§ Objective
Find every line with the word "video" and report how many there are, without any other text.

§ Data excerpts
········

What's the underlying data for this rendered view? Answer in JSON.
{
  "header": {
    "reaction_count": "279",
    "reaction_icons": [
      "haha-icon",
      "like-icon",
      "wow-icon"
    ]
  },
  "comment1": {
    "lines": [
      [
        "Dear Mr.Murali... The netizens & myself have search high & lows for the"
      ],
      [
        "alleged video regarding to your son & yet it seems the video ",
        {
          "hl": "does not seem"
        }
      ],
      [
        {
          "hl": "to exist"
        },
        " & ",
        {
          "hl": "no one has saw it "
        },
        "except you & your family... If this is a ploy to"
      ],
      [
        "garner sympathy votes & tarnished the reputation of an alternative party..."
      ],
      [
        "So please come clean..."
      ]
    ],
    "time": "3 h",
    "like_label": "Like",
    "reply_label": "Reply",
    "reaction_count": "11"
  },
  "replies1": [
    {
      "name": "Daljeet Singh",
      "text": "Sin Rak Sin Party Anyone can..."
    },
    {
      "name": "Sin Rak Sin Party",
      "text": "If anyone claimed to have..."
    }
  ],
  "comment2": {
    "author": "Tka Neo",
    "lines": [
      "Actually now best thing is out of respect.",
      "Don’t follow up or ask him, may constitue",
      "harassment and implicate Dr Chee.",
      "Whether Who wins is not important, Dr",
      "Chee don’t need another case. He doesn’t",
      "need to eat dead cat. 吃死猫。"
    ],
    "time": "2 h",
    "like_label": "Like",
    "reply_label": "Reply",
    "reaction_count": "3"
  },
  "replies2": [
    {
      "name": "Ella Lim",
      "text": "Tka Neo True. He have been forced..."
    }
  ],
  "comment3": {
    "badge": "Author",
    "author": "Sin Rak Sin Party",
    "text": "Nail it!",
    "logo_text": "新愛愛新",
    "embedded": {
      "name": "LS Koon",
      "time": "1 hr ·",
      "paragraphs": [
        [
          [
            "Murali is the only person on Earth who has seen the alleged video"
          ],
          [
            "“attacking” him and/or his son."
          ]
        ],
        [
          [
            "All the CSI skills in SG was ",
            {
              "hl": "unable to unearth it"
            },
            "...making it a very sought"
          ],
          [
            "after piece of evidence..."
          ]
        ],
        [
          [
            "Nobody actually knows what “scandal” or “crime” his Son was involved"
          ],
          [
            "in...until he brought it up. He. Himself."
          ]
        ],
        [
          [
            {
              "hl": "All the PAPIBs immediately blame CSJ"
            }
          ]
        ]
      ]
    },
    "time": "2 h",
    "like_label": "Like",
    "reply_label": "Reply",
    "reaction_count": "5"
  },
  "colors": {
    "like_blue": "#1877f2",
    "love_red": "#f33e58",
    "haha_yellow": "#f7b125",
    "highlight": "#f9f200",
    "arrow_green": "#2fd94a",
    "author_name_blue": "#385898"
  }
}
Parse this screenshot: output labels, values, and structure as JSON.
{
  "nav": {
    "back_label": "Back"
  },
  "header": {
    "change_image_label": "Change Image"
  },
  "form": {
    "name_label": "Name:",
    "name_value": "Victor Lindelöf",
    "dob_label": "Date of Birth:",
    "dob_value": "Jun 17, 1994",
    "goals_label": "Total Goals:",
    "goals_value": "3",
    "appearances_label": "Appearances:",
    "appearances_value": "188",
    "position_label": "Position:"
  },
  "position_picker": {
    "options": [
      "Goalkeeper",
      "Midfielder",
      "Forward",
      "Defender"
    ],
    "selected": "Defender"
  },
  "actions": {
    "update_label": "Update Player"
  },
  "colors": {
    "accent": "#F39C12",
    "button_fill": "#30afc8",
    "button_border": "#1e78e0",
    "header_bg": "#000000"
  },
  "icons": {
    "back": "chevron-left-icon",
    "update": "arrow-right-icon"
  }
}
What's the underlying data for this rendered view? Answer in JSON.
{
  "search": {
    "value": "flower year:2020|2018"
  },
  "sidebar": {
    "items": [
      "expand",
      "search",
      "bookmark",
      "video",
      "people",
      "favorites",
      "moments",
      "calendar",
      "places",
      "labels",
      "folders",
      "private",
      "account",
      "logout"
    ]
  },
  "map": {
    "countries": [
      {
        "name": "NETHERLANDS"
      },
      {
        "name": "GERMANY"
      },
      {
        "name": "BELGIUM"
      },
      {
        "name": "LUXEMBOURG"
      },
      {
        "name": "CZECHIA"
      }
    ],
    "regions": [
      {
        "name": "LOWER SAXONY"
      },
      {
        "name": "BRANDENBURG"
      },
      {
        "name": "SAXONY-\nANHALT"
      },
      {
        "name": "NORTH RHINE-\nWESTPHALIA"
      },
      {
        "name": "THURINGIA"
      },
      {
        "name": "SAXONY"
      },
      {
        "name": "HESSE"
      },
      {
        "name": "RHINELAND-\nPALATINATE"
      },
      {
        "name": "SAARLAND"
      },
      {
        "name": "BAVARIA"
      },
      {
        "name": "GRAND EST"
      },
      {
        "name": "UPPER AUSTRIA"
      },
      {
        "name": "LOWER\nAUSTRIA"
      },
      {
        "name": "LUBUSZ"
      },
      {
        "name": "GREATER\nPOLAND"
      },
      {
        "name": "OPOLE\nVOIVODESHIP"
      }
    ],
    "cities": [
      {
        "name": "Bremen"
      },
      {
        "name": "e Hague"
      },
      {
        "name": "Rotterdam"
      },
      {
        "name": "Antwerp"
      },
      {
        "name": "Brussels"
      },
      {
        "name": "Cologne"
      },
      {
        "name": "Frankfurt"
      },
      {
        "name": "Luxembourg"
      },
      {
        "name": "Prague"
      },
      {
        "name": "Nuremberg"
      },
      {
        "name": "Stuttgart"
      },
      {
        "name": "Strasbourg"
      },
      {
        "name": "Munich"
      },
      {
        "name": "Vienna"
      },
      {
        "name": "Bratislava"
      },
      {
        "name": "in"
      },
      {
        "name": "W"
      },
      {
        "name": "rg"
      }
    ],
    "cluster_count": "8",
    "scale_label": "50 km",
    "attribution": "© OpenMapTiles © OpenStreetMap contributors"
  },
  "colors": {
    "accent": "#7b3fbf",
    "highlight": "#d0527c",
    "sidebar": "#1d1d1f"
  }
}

········

§ Task answer
3